Where a line in the listing below contains the word "text", copy that line.
[BEGIN Records for this task]
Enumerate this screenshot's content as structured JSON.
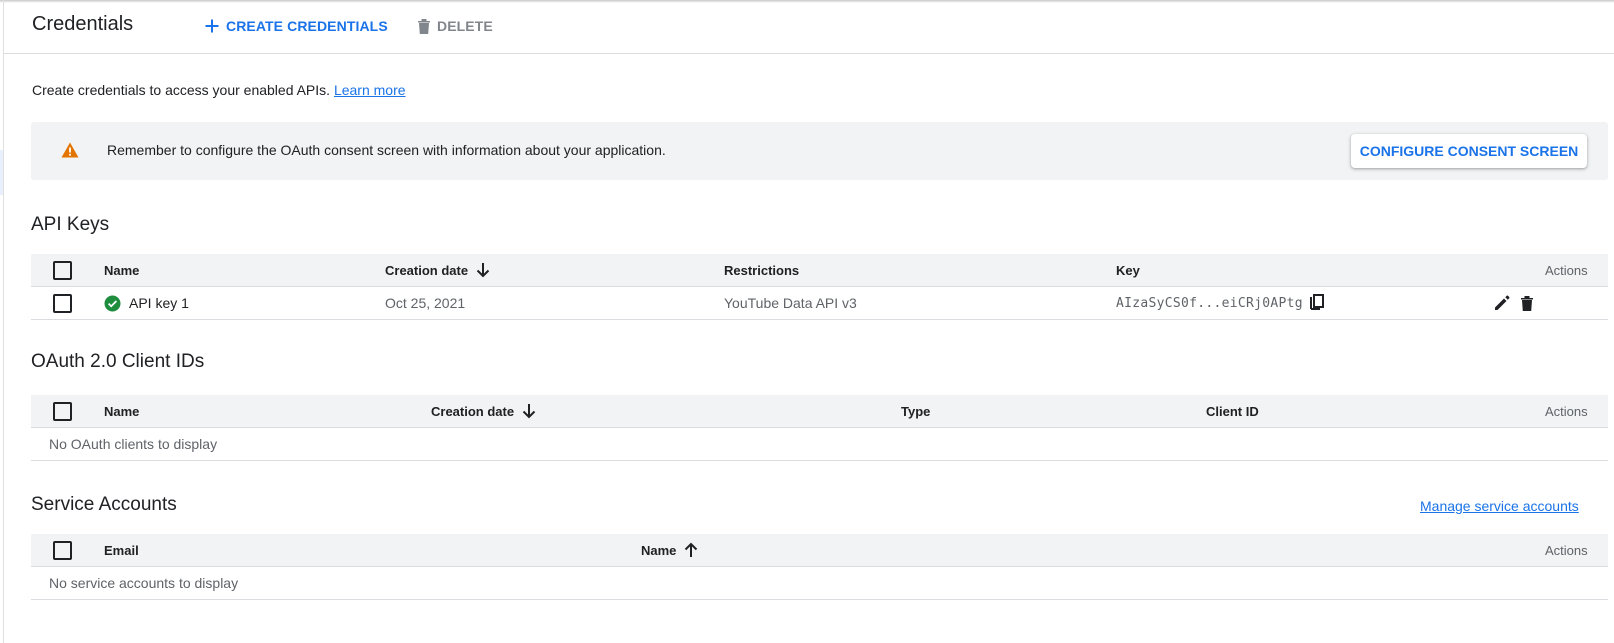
{
  "header": {
    "title": "Credentials",
    "create_label": "CREATE CREDENTIALS",
    "delete_label": "DELETE"
  },
  "intro": {
    "text": "Create credentials to access your enabled APIs.",
    "link": "Learn more"
  },
  "banner": {
    "message": "Remember to configure the OAuth consent screen with information about your application.",
    "button_label": "CONFIGURE CONSENT SCREEN"
  },
  "api_keys": {
    "title": "API Keys",
    "columns": {
      "name": "Name",
      "creation_date": "Creation date",
      "restrictions": "Restrictions",
      "key": "Key",
      "actions": "Actions"
    },
    "rows": [
      {
        "name": "API key 1",
        "creation_date": "Oct 25, 2021",
        "restrictions": "YouTube Data API v3",
        "key": "AIzaSyCS0f...eiCRj0APtg",
        "status": "ok"
      }
    ]
  },
  "oauth": {
    "title": "OAuth 2.0 Client IDs",
    "columns": {
      "name": "Name",
      "creation_date": "Creation date",
      "type": "Type",
      "client_id": "Client ID",
      "actions": "Actions"
    },
    "empty": "No OAuth clients to display"
  },
  "service_accounts": {
    "title": "Service Accounts",
    "manage_link": "Manage service accounts",
    "columns": {
      "email": "Email",
      "name": "Name",
      "actions": "Actions"
    },
    "empty": "No service accounts to display"
  },
  "colors": {
    "accent": "#1a73e8",
    "warning": "#e37400",
    "success": "#1e8e3e",
    "header_bg": "#f1f3f4"
  },
  "icons": [
    "add-icon",
    "delete-icon",
    "warning-icon",
    "arrow-down-icon",
    "arrow-up-icon",
    "check-circle-icon",
    "copy-icon",
    "edit-icon",
    "trash-icon"
  ]
}
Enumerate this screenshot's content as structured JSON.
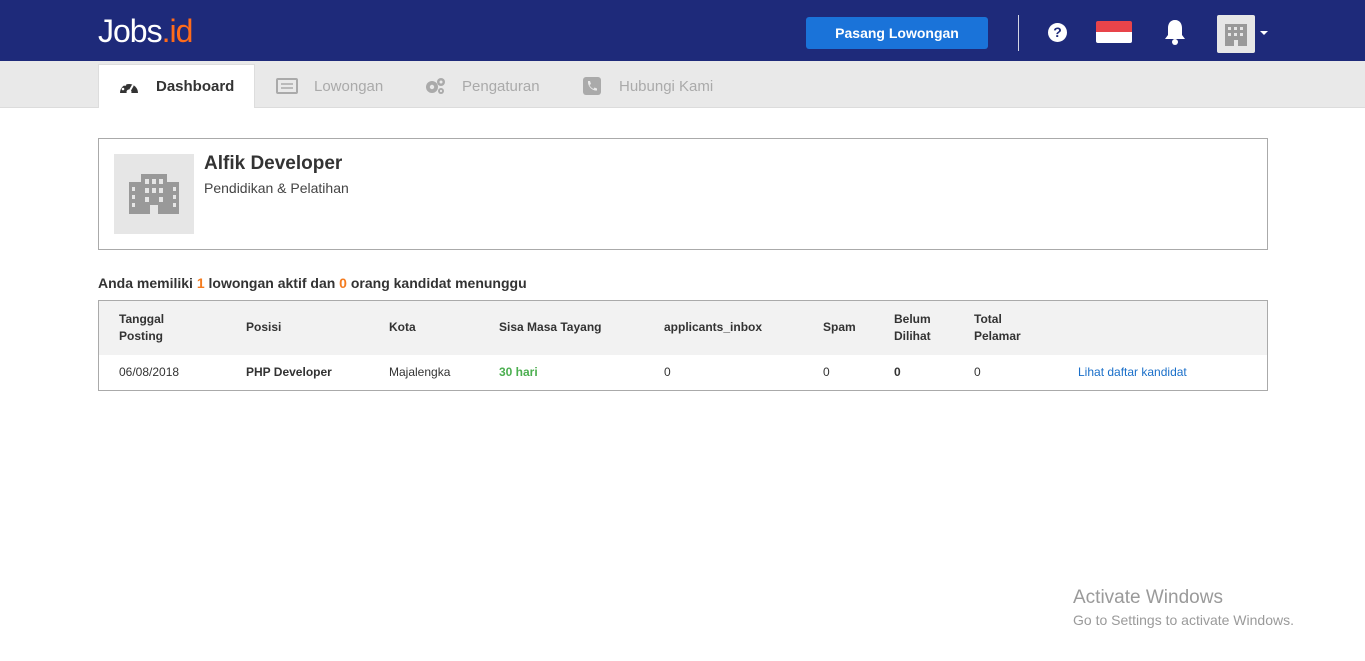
{
  "header": {
    "logo_main": "Jobs",
    "logo_dot": ".",
    "logo_suffix": "id",
    "post_button": "Pasang Lowongan",
    "help_glyph": "?"
  },
  "tabs": [
    {
      "label": "Dashboard",
      "icon": "dashboard-icon"
    },
    {
      "label": "Lowongan",
      "icon": "list-icon"
    },
    {
      "label": "Pengaturan",
      "icon": "gears-icon"
    },
    {
      "label": "Hubungi Kami",
      "icon": "phone-icon"
    }
  ],
  "company": {
    "name": "Alfik Developer",
    "industry": "Pendidikan & Pelatihan"
  },
  "summary": {
    "prefix": "Anda memiliki ",
    "active_count": "1",
    "middle": " lowongan aktif dan ",
    "waiting_count": "0",
    "suffix": " orang kandidat menunggu"
  },
  "table": {
    "headers": {
      "tanggal_1": "Tanggal",
      "tanggal_2": "Posting",
      "posisi": "Posisi",
      "kota": "Kota",
      "sisa": "Sisa Masa Tayang",
      "inbox": "applicants_inbox",
      "spam": "Spam",
      "belum_1": "Belum",
      "belum_2": "Dilihat",
      "total_1": "Total",
      "total_2": "Pelamar"
    },
    "row": {
      "tanggal": "06/08/2018",
      "posisi": "PHP Developer",
      "kota": "Majalengka",
      "sisa": "30 hari",
      "inbox": "0",
      "spam": "0",
      "belum": "0",
      "total": "0",
      "link": "Lihat daftar kandidat"
    }
  },
  "watermark": {
    "line1": "Activate Windows",
    "line2": "Go to Settings to activate Windows."
  },
  "colors": {
    "header_bg": "#1e2a7a",
    "button_bg": "#1a73d9",
    "accent_orange": "#f47c20",
    "status_green": "#4caf50",
    "link_blue": "#1a6fc9"
  }
}
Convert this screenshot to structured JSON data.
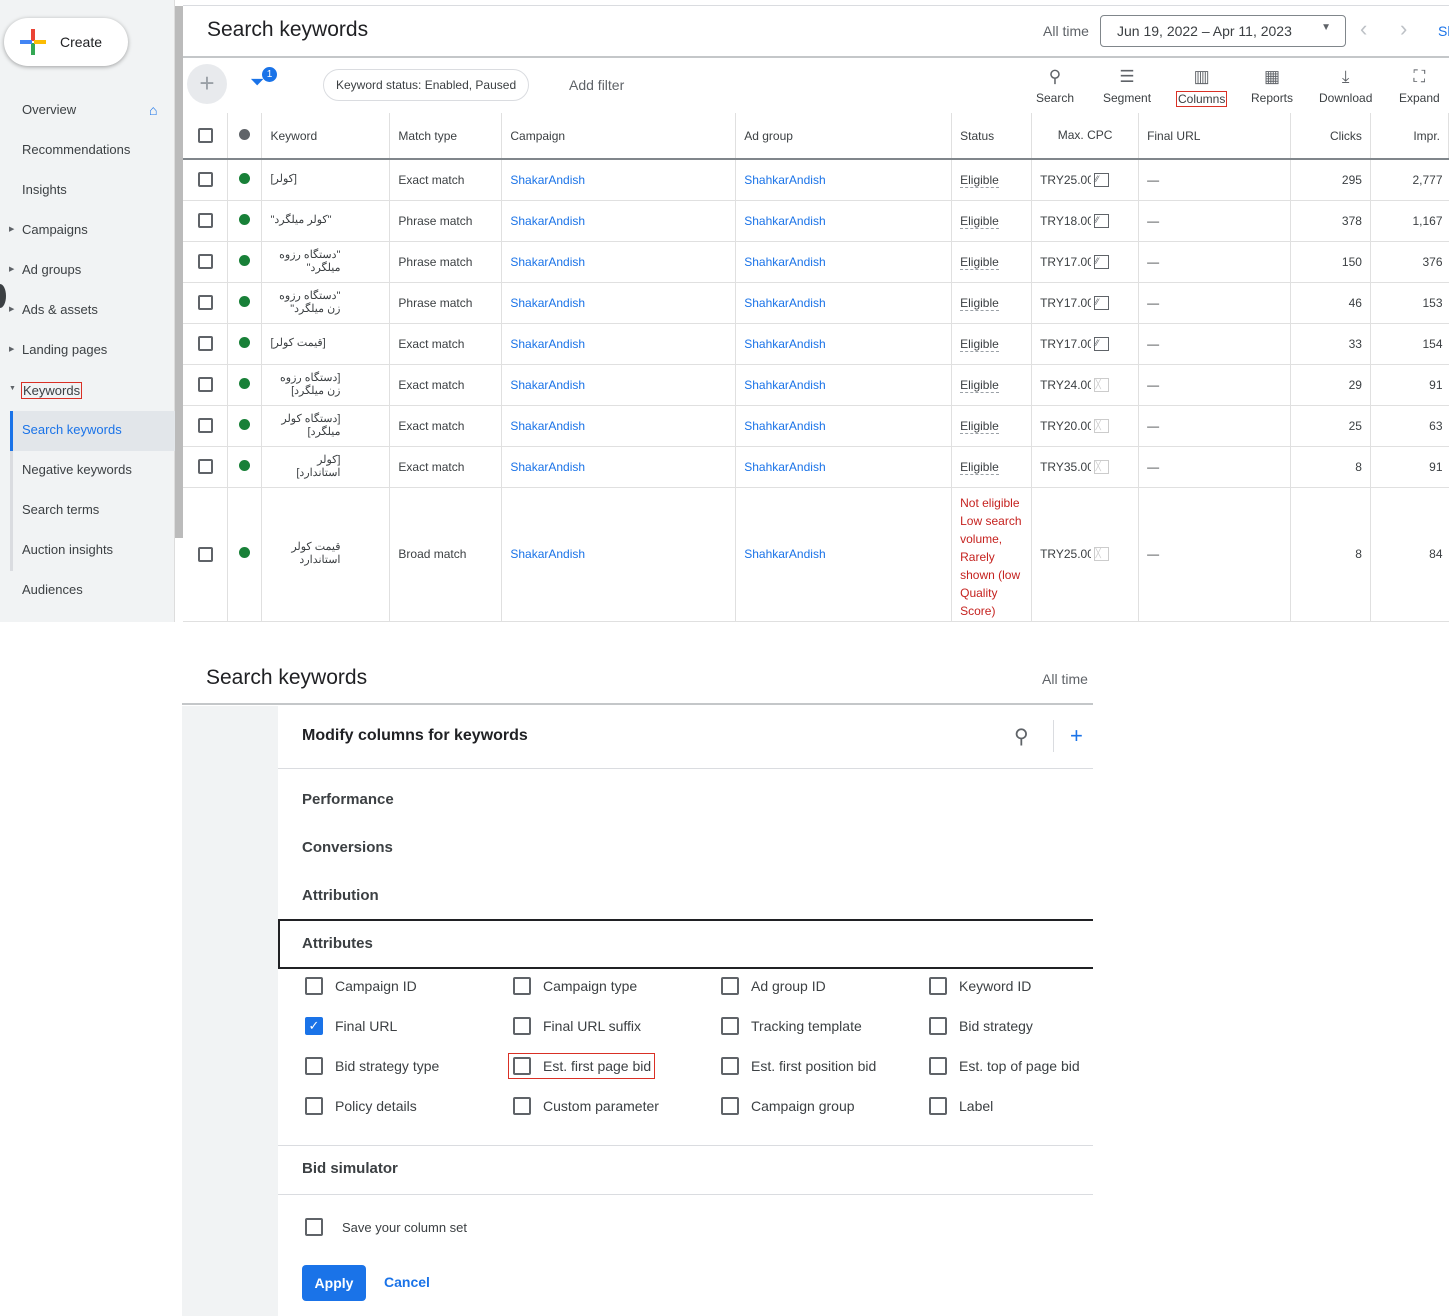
{
  "sidebar": {
    "create": "Create",
    "items": [
      {
        "label": "Overview"
      },
      {
        "label": "Recommendations"
      },
      {
        "label": "Insights"
      },
      {
        "label": "Campaigns",
        "arrow": true
      },
      {
        "label": "Ad groups",
        "arrow": true
      },
      {
        "label": "Ads & assets",
        "arrow": true
      },
      {
        "label": "Landing pages",
        "arrow": true
      },
      {
        "label": "Keywords",
        "arrow": true,
        "open": true
      },
      {
        "label": "Search keywords",
        "selected": true
      },
      {
        "label": "Negative keywords"
      },
      {
        "label": "Search terms"
      },
      {
        "label": "Auction insights"
      },
      {
        "label": "Audiences"
      }
    ]
  },
  "header": {
    "title": "Search keywords",
    "range_label": "All time",
    "date_range": "Jun 19, 2022 – Apr 11, 2023",
    "cut_link": "Sh"
  },
  "filterbar": {
    "filter_count": "1",
    "chip": "Keyword status: Enabled, Paused",
    "add_filter": "Add filter"
  },
  "toolbar": [
    {
      "label": "Search",
      "icon": "search-icon"
    },
    {
      "label": "Segment",
      "icon": "segment-icon"
    },
    {
      "label": "Columns",
      "icon": "columns-icon"
    },
    {
      "label": "Reports",
      "icon": "reports-icon"
    },
    {
      "label": "Download",
      "icon": "download-icon"
    },
    {
      "label": "Expand",
      "icon": "expand-icon"
    }
  ],
  "table": {
    "headers": [
      "Keyword",
      "Match type",
      "Campaign",
      "Ad group",
      "Status",
      "Max. CPC",
      "Final URL",
      "Clicks",
      "Impr."
    ],
    "rows": [
      {
        "keyword": "[کولر]",
        "match": "Exact match",
        "campaign": "ShakarAndish",
        "adgroup": "ShahkarAndish",
        "status": "Eligible",
        "cpc": "TRY25.00",
        "final_url": "—",
        "clicks": "295",
        "impr": "2,777",
        "chart": true
      },
      {
        "keyword": "\"کولر میلگرد\"",
        "match": "Phrase match",
        "campaign": "ShakarAndish",
        "adgroup": "ShahkarAndish",
        "status": "Eligible",
        "cpc": "TRY18.00",
        "final_url": "—",
        "clicks": "378",
        "impr": "1,167",
        "chart": true
      },
      {
        "keyword": "\"دستگاه رزوه میلگرد\"",
        "match": "Phrase match",
        "campaign": "ShakarAndish",
        "adgroup": "ShahkarAndish",
        "status": "Eligible",
        "cpc": "TRY17.00",
        "final_url": "—",
        "clicks": "150",
        "impr": "376",
        "chart": true
      },
      {
        "keyword": "\"دستگاه رزوه زن میلگرد\"",
        "match": "Phrase match",
        "campaign": "ShakarAndish",
        "adgroup": "ShahkarAndish",
        "status": "Eligible",
        "cpc": "TRY17.00",
        "final_url": "—",
        "clicks": "46",
        "impr": "153",
        "chart": true
      },
      {
        "keyword": "[قیمت کولر]",
        "match": "Exact match",
        "campaign": "ShakarAndish",
        "adgroup": "ShahkarAndish",
        "status": "Eligible",
        "cpc": "TRY17.00",
        "final_url": "—",
        "clicks": "33",
        "impr": "154",
        "chart": true
      },
      {
        "keyword": "[دستگاه رزوه زن میلگرد]",
        "match": "Exact match",
        "campaign": "ShakarAndish",
        "adgroup": "ShahkarAndish",
        "status": "Eligible",
        "cpc": "TRY24.00",
        "final_url": "—",
        "clicks": "29",
        "impr": "91",
        "chart": false
      },
      {
        "keyword": "[دستگاه کولر میلگرد]",
        "match": "Exact match",
        "campaign": "ShakarAndish",
        "adgroup": "ShahkarAndish",
        "status": "Eligible",
        "cpc": "TRY20.00",
        "final_url": "—",
        "clicks": "25",
        "impr": "63",
        "chart": false
      },
      {
        "keyword": "[کولر استاندارد]",
        "match": "Exact match",
        "campaign": "ShakarAndish",
        "adgroup": "ShahkarAndish",
        "status": "Eligible",
        "cpc": "TRY35.00",
        "final_url": "—",
        "clicks": "8",
        "impr": "91",
        "chart": false
      },
      {
        "keyword": "قیمت کولر استاندارد",
        "match": "Broad match",
        "campaign": "ShakarAndish",
        "adgroup": "ShahkarAndish",
        "status": "Not eligible Low search volume, Rarely shown (low Quality Score)",
        "cpc": "TRY25.00",
        "final_url": "—",
        "clicks": "8",
        "impr": "84",
        "chart": false,
        "not_eligible": true
      }
    ]
  },
  "panel": {
    "title": "Search keywords",
    "range_label": "All time",
    "heading": "Modify columns for keywords",
    "sections": [
      "Performance",
      "Conversions",
      "Attribution",
      "Attributes"
    ],
    "attributes": [
      {
        "label": "Campaign ID",
        "checked": false
      },
      {
        "label": "Campaign type",
        "checked": false
      },
      {
        "label": "Ad group ID",
        "checked": false
      },
      {
        "label": "Keyword ID",
        "checked": false
      },
      {
        "label": "Final URL",
        "checked": true
      },
      {
        "label": "Final URL suffix",
        "checked": false
      },
      {
        "label": "Tracking template",
        "checked": false
      },
      {
        "label": "Bid strategy",
        "checked": false
      },
      {
        "label": "Bid strategy type",
        "checked": false
      },
      {
        "label": "Est. first page bid",
        "checked": false,
        "highlight": true
      },
      {
        "label": "Est. first position bid",
        "checked": false
      },
      {
        "label": "Est. top of page bid",
        "checked": false
      },
      {
        "label": "Policy details",
        "checked": false
      },
      {
        "label": "Custom parameter",
        "checked": false
      },
      {
        "label": "Campaign group",
        "checked": false
      },
      {
        "label": "Label",
        "checked": false
      }
    ],
    "bid_simulator": "Bid simulator",
    "save_set": "Save your column set",
    "apply": "Apply",
    "cancel": "Cancel"
  },
  "colors": {
    "accent": "#1a73e8",
    "enabled": "#188038",
    "error": "#c5221f",
    "highlight": "#d93025"
  }
}
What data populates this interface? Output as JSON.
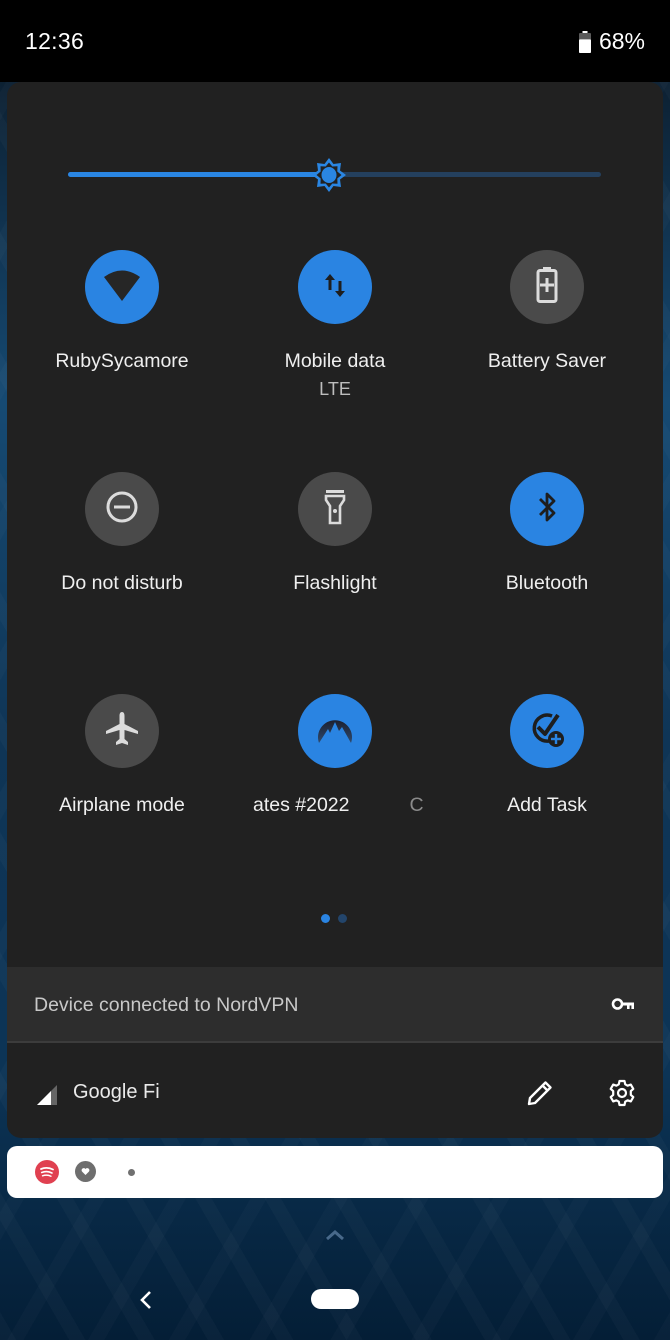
{
  "status_bar": {
    "time": "12:36",
    "battery_percent_label": "68%",
    "battery_level": 0.68,
    "battery_icon": "battery-icon"
  },
  "brightness": {
    "value": 0.49,
    "icon": "brightness-icon",
    "accent": "#2a86e3"
  },
  "tiles": [
    {
      "label": "RubySycamore",
      "sublabel": "",
      "icon": "wifi-icon",
      "state": "on"
    },
    {
      "label": "Mobile data",
      "sublabel": "LTE",
      "icon": "mobile-data-icon",
      "state": "on"
    },
    {
      "label": "Battery Saver",
      "sublabel": "",
      "icon": "battery-saver-icon",
      "state": "off"
    },
    {
      "label": "Do not disturb",
      "sublabel": "",
      "icon": "do-not-disturb-icon",
      "state": "off"
    },
    {
      "label": "Flashlight",
      "sublabel": "",
      "icon": "flashlight-icon",
      "state": "off"
    },
    {
      "label": "Bluetooth",
      "sublabel": "",
      "icon": "bluetooth-icon",
      "state": "on"
    },
    {
      "label": "Airplane mode",
      "sublabel": "",
      "icon": "airplane-icon",
      "state": "off"
    },
    {
      "label": "ates #2022",
      "label_trailing": "C",
      "sublabel": "",
      "icon": "nordvpn-icon",
      "state": "on"
    },
    {
      "label": "Add Task",
      "sublabel": "",
      "icon": "add-task-icon",
      "state": "on"
    }
  ],
  "pagination": {
    "pages": 2,
    "current": 1
  },
  "vpn": {
    "text": "Device connected to NordVPN",
    "icon": "key-icon"
  },
  "footer": {
    "carrier": "Google Fi",
    "signal_icon": "signal-icon",
    "edit_icon": "pencil-icon",
    "settings_icon": "gear-icon"
  },
  "notification": {
    "icons": [
      "spotify-icon",
      "heart-icon",
      "more-dot-icon"
    ]
  },
  "colors": {
    "tile_on": "#2a84e2",
    "tile_off": "#4a4a4a",
    "panel_bg": "#212121"
  }
}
[END Records for this task]
**Correct output**:
    "text": "Create credentials to access your enabled APIs.",
    "text": "Device connected to NordVPN",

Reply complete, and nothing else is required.